[Records excerpted from a collection]

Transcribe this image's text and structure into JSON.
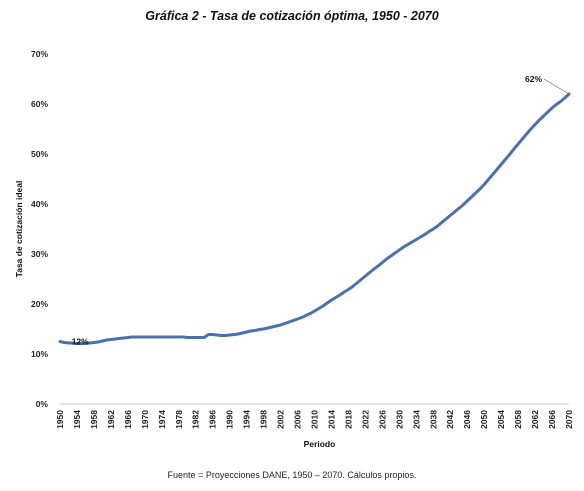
{
  "chart_data": {
    "type": "line",
    "title": "Gráfica 2 - Tasa de cotización óptima, 1950 - 2070",
    "xlabel": "Periodo",
    "ylabel": "Tasa de cotización ideal",
    "source": "Fuente = Proyecciones DANE, 1950 – 2070. Cálculos propios.",
    "ylim": [
      0,
      70
    ],
    "xlim": [
      1950,
      2070
    ],
    "grid": false,
    "legend": "none",
    "y_ticks": [
      0,
      10,
      20,
      30,
      40,
      50,
      60,
      70
    ],
    "y_tick_labels": [
      "0%",
      "10%",
      "20%",
      "30%",
      "40%",
      "50%",
      "60%",
      "70%"
    ],
    "x_ticks": [
      1950,
      1954,
      1958,
      1962,
      1966,
      1970,
      1974,
      1978,
      1982,
      1986,
      1990,
      1994,
      1998,
      2002,
      2006,
      2010,
      2014,
      2018,
      2022,
      2026,
      2030,
      2034,
      2038,
      2042,
      2046,
      2050,
      2054,
      2058,
      2062,
      2066,
      2070
    ],
    "x": [
      1950,
      1951,
      1952,
      1953,
      1954,
      1955,
      1956,
      1957,
      1958,
      1959,
      1960,
      1961,
      1962,
      1963,
      1964,
      1965,
      1966,
      1967,
      1968,
      1969,
      1970,
      1971,
      1972,
      1973,
      1974,
      1975,
      1976,
      1977,
      1978,
      1979,
      1980,
      1981,
      1982,
      1983,
      1984,
      1985,
      1986,
      1987,
      1988,
      1989,
      1990,
      1991,
      1992,
      1993,
      1994,
      1995,
      1996,
      1997,
      1998,
      1999,
      2000,
      2001,
      2002,
      2003,
      2004,
      2005,
      2006,
      2007,
      2008,
      2009,
      2010,
      2011,
      2012,
      2013,
      2014,
      2015,
      2016,
      2017,
      2018,
      2019,
      2020,
      2021,
      2022,
      2023,
      2024,
      2025,
      2026,
      2027,
      2028,
      2029,
      2030,
      2031,
      2032,
      2033,
      2034,
      2035,
      2036,
      2037,
      2038,
      2039,
      2040,
      2041,
      2042,
      2043,
      2044,
      2045,
      2046,
      2047,
      2048,
      2049,
      2050,
      2051,
      2052,
      2053,
      2054,
      2055,
      2056,
      2057,
      2058,
      2059,
      2060,
      2061,
      2062,
      2063,
      2064,
      2065,
      2066,
      2067,
      2068,
      2069,
      2070
    ],
    "values": [
      12.5,
      12.3,
      12.2,
      12.2,
      12.1,
      12.1,
      12.1,
      12.2,
      12.3,
      12.4,
      12.6,
      12.8,
      12.9,
      13.0,
      13.1,
      13.2,
      13.3,
      13.4,
      13.4,
      13.4,
      13.4,
      13.4,
      13.4,
      13.4,
      13.4,
      13.4,
      13.4,
      13.4,
      13.4,
      13.4,
      13.3,
      13.3,
      13.3,
      13.3,
      13.3,
      13.9,
      13.9,
      13.8,
      13.7,
      13.7,
      13.8,
      13.9,
      14.0,
      14.2,
      14.4,
      14.6,
      14.7,
      14.9,
      15.0,
      15.2,
      15.4,
      15.6,
      15.8,
      16.1,
      16.4,
      16.7,
      17.0,
      17.3,
      17.7,
      18.1,
      18.6,
      19.1,
      19.6,
      20.2,
      20.8,
      21.3,
      21.8,
      22.4,
      22.9,
      23.5,
      24.2,
      24.9,
      25.6,
      26.3,
      27.0,
      27.6,
      28.3,
      29.0,
      29.6,
      30.2,
      30.8,
      31.4,
      31.9,
      32.4,
      32.9,
      33.4,
      33.9,
      34.5,
      35.0,
      35.6,
      36.3,
      37.0,
      37.7,
      38.4,
      39.1,
      39.8,
      40.6,
      41.4,
      42.2,
      43.0,
      43.9,
      44.9,
      45.9,
      46.9,
      47.9,
      48.9,
      49.9,
      51.0,
      52.0,
      53.0,
      54.0,
      55.0,
      55.9,
      56.8,
      57.6,
      58.4,
      59.2,
      59.9,
      60.5,
      61.2,
      62.0
    ],
    "series_color": "#4a70b0",
    "annotations": [
      {
        "text": "12%",
        "x": 1955,
        "y": 12.1
      },
      {
        "text": "62%",
        "x": 2070,
        "y": 62.0
      }
    ]
  }
}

WORK INSTRUCTIONS :: Using the material above, set down every line exactly, but skip the pictures.

SOLUTION BELOW ::
Transcribe this image's text and structure into JSON.
{
  "chart_data": {
    "type": "line",
    "title": "Gráfica 2 - Tasa de cotización óptima, 1950 - 2070",
    "xlabel": "Periodo",
    "ylabel": "Tasa de cotización ideal",
    "source": "Fuente = Proyecciones DANE, 1950 – 2070. Cálculos propios.",
    "ylim": [
      0,
      70
    ],
    "xlim": [
      1950,
      2070
    ],
    "grid": false,
    "legend": "none",
    "y_ticks": [
      0,
      10,
      20,
      30,
      40,
      50,
      60,
      70
    ],
    "y_tick_labels": [
      "0%",
      "10%",
      "20%",
      "30%",
      "40%",
      "50%",
      "60%",
      "70%"
    ],
    "x_ticks": [
      1950,
      1954,
      1958,
      1962,
      1966,
      1970,
      1974,
      1978,
      1982,
      1986,
      1990,
      1994,
      1998,
      2002,
      2006,
      2010,
      2014,
      2018,
      2022,
      2026,
      2030,
      2034,
      2038,
      2042,
      2046,
      2050,
      2054,
      2058,
      2062,
      2066,
      2070
    ],
    "x": [
      1950,
      1951,
      1952,
      1953,
      1954,
      1955,
      1956,
      1957,
      1958,
      1959,
      1960,
      1961,
      1962,
      1963,
      1964,
      1965,
      1966,
      1967,
      1968,
      1969,
      1970,
      1971,
      1972,
      1973,
      1974,
      1975,
      1976,
      1977,
      1978,
      1979,
      1980,
      1981,
      1982,
      1983,
      1984,
      1985,
      1986,
      1987,
      1988,
      1989,
      1990,
      1991,
      1992,
      1993,
      1994,
      1995,
      1996,
      1997,
      1998,
      1999,
      2000,
      2001,
      2002,
      2003,
      2004,
      2005,
      2006,
      2007,
      2008,
      2009,
      2010,
      2011,
      2012,
      2013,
      2014,
      2015,
      2016,
      2017,
      2018,
      2019,
      2020,
      2021,
      2022,
      2023,
      2024,
      2025,
      2026,
      2027,
      2028,
      2029,
      2030,
      2031,
      2032,
      2033,
      2034,
      2035,
      2036,
      2037,
      2038,
      2039,
      2040,
      2041,
      2042,
      2043,
      2044,
      2045,
      2046,
      2047,
      2048,
      2049,
      2050,
      2051,
      2052,
      2053,
      2054,
      2055,
      2056,
      2057,
      2058,
      2059,
      2060,
      2061,
      2062,
      2063,
      2064,
      2065,
      2066,
      2067,
      2068,
      2069,
      2070
    ],
    "values": [
      12.5,
      12.3,
      12.2,
      12.2,
      12.1,
      12.1,
      12.1,
      12.2,
      12.3,
      12.4,
      12.6,
      12.8,
      12.9,
      13.0,
      13.1,
      13.2,
      13.3,
      13.4,
      13.4,
      13.4,
      13.4,
      13.4,
      13.4,
      13.4,
      13.4,
      13.4,
      13.4,
      13.4,
      13.4,
      13.4,
      13.3,
      13.3,
      13.3,
      13.3,
      13.3,
      13.9,
      13.9,
      13.8,
      13.7,
      13.7,
      13.8,
      13.9,
      14.0,
      14.2,
      14.4,
      14.6,
      14.7,
      14.9,
      15.0,
      15.2,
      15.4,
      15.6,
      15.8,
      16.1,
      16.4,
      16.7,
      17.0,
      17.3,
      17.7,
      18.1,
      18.6,
      19.1,
      19.6,
      20.2,
      20.8,
      21.3,
      21.8,
      22.4,
      22.9,
      23.5,
      24.2,
      24.9,
      25.6,
      26.3,
      27.0,
      27.6,
      28.3,
      29.0,
      29.6,
      30.2,
      30.8,
      31.4,
      31.9,
      32.4,
      32.9,
      33.4,
      33.9,
      34.5,
      35.0,
      35.6,
      36.3,
      37.0,
      37.7,
      38.4,
      39.1,
      39.8,
      40.6,
      41.4,
      42.2,
      43.0,
      43.9,
      44.9,
      45.9,
      46.9,
      47.9,
      48.9,
      49.9,
      51.0,
      52.0,
      53.0,
      54.0,
      55.0,
      55.9,
      56.8,
      57.6,
      58.4,
      59.2,
      59.9,
      60.5,
      61.2,
      62.0
    ],
    "series_color": "#4a70b0",
    "annotations": [
      {
        "text": "12%",
        "x": 1955,
        "y": 12.1
      },
      {
        "text": "62%",
        "x": 2070,
        "y": 62.0
      }
    ]
  }
}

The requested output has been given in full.